- **EXERCISE OBJECTIVE**
Give the number of lines that include the word "Etapa", and nothing else.

Data entries for graphics:
— Begin —
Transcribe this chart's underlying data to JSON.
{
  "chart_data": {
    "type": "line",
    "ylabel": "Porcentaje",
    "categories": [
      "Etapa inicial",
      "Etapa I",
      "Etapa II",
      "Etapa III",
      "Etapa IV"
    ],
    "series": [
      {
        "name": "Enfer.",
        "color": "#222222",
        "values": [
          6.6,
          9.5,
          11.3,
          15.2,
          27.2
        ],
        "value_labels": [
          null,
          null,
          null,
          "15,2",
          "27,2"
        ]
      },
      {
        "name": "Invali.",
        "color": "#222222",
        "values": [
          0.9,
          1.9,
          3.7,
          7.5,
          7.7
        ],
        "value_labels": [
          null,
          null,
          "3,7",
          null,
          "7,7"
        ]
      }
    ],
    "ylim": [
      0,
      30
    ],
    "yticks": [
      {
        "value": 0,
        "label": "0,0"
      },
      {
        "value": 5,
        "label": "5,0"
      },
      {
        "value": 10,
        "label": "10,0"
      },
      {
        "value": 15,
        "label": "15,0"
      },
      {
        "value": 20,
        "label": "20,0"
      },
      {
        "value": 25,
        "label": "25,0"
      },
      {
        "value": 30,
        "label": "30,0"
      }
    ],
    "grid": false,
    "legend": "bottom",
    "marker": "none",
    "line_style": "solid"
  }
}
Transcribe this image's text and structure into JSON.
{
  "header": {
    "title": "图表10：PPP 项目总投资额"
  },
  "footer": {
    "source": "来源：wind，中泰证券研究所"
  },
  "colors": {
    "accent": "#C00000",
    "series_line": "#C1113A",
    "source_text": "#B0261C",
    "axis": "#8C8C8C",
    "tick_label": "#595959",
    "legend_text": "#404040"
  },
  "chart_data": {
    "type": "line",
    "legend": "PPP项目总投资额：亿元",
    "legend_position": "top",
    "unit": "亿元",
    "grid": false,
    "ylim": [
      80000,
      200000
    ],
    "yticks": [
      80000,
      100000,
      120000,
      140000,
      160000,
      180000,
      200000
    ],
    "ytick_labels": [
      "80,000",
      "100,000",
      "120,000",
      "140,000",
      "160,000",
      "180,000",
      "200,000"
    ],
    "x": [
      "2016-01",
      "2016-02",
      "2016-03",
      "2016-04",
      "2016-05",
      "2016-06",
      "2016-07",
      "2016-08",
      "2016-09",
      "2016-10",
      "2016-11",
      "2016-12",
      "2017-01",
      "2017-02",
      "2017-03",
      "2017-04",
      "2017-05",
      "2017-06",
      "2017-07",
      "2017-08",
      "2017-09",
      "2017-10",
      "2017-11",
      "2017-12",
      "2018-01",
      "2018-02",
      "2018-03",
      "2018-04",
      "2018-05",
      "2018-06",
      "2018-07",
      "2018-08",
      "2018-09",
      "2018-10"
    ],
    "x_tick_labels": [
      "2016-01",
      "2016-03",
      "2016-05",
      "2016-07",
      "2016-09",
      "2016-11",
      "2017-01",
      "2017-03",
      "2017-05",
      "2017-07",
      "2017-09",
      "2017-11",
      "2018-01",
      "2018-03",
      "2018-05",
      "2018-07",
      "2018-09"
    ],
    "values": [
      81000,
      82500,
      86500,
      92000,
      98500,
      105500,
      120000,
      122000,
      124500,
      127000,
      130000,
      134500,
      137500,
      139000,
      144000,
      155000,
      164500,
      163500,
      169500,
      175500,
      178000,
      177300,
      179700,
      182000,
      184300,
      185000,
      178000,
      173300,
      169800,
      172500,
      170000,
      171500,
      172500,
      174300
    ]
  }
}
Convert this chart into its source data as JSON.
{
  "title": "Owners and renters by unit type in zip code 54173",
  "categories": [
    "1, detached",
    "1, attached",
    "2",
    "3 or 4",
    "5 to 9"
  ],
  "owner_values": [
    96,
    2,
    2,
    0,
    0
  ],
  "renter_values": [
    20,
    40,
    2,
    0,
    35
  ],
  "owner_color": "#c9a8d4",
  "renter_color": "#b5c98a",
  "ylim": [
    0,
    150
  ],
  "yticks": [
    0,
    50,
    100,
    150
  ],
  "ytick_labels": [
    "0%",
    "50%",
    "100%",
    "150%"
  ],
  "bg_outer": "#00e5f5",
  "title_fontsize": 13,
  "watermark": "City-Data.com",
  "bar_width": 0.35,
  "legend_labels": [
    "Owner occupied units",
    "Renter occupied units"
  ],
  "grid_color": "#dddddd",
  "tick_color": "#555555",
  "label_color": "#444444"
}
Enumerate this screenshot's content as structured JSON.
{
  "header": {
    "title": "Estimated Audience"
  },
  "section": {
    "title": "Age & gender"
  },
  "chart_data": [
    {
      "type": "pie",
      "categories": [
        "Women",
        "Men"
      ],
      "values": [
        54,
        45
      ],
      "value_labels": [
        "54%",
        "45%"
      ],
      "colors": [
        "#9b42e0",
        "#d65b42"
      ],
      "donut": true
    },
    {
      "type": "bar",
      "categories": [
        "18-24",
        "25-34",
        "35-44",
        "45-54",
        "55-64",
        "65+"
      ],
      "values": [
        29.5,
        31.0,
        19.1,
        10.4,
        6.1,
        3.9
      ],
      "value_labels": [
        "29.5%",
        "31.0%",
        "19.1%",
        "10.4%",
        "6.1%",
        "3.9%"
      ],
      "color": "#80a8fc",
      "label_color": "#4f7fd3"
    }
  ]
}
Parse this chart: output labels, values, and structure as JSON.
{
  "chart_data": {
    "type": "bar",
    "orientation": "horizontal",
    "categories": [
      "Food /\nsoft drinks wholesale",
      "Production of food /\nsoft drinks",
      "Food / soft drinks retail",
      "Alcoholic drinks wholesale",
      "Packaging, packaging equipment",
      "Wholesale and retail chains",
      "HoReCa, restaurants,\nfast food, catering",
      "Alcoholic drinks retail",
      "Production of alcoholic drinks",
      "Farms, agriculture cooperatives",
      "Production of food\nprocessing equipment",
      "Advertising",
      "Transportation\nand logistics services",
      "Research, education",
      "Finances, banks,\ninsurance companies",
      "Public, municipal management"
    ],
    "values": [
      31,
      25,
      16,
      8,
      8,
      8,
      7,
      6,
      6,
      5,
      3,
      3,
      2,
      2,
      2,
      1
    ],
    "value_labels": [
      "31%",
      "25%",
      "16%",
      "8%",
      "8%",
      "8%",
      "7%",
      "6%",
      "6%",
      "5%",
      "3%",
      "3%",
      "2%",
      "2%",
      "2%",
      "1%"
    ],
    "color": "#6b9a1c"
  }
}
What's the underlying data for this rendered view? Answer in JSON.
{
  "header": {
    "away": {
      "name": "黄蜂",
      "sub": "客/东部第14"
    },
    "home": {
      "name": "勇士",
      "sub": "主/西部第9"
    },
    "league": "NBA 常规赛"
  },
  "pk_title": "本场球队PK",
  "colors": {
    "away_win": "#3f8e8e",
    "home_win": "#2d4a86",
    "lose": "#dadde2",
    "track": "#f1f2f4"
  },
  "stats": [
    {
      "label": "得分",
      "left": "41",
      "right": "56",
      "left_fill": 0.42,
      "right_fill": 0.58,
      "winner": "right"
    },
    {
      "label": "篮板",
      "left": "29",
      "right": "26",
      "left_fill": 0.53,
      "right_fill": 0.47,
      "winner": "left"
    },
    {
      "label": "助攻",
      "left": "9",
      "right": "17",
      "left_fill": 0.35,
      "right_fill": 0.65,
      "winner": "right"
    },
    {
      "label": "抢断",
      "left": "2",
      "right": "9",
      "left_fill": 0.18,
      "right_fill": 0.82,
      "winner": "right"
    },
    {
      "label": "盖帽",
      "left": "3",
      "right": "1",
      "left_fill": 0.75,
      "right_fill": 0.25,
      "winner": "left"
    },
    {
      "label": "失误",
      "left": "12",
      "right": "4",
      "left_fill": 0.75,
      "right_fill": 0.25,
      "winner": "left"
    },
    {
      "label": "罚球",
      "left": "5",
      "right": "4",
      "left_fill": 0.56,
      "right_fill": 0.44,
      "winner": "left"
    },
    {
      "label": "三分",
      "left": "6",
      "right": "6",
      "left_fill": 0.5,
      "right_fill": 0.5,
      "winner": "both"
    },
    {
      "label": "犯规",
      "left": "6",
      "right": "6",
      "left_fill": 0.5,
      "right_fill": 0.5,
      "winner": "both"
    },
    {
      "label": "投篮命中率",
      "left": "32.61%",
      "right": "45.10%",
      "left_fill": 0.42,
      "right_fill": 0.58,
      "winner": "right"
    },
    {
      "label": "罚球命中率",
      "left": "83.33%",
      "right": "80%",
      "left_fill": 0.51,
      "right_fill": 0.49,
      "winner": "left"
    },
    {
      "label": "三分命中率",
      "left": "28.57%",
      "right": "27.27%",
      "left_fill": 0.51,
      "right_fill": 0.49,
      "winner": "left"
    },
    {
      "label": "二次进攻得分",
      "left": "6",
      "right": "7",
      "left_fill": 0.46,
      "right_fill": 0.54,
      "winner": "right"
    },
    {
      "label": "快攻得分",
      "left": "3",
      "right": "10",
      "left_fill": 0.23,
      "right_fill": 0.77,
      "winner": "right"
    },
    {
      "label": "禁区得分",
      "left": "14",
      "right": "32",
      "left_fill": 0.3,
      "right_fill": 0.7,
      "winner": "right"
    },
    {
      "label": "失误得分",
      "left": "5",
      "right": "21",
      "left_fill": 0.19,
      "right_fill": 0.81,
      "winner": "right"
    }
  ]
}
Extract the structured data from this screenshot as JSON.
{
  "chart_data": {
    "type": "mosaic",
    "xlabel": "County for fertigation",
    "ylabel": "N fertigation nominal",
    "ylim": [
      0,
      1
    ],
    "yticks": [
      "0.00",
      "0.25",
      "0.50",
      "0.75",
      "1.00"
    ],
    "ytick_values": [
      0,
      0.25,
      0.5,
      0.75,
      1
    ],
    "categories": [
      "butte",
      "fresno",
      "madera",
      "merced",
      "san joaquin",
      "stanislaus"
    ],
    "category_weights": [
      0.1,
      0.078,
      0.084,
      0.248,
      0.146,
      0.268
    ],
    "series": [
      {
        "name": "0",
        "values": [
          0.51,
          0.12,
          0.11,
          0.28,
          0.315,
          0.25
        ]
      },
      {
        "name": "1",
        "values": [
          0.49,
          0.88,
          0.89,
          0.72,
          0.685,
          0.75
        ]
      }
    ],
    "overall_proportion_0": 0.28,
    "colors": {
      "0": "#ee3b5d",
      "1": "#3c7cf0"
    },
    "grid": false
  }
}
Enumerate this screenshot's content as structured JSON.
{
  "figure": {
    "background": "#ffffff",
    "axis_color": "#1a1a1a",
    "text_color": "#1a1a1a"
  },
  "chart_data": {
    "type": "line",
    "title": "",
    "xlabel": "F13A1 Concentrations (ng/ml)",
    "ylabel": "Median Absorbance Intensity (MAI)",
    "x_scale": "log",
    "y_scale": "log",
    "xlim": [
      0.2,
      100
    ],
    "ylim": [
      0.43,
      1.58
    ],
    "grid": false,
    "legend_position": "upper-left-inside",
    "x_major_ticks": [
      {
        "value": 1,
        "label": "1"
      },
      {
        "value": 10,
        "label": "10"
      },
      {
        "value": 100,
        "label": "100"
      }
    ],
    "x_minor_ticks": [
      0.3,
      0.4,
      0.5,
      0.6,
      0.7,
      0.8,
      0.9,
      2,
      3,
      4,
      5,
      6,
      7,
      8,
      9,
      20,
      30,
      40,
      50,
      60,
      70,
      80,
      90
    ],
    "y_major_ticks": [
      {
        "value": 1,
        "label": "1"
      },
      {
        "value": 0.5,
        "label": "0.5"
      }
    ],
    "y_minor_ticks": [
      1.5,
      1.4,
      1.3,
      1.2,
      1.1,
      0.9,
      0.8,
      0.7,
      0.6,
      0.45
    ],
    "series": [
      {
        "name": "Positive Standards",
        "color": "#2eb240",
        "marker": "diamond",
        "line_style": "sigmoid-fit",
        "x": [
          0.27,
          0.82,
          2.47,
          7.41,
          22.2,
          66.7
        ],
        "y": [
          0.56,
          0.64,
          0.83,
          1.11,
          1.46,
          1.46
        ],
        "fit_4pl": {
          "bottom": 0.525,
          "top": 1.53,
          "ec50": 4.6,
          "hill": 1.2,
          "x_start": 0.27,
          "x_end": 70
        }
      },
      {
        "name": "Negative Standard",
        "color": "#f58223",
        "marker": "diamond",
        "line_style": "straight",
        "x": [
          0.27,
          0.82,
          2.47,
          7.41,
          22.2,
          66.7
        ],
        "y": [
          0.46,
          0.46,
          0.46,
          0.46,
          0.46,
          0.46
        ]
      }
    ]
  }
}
— End —
- **RESULT**
5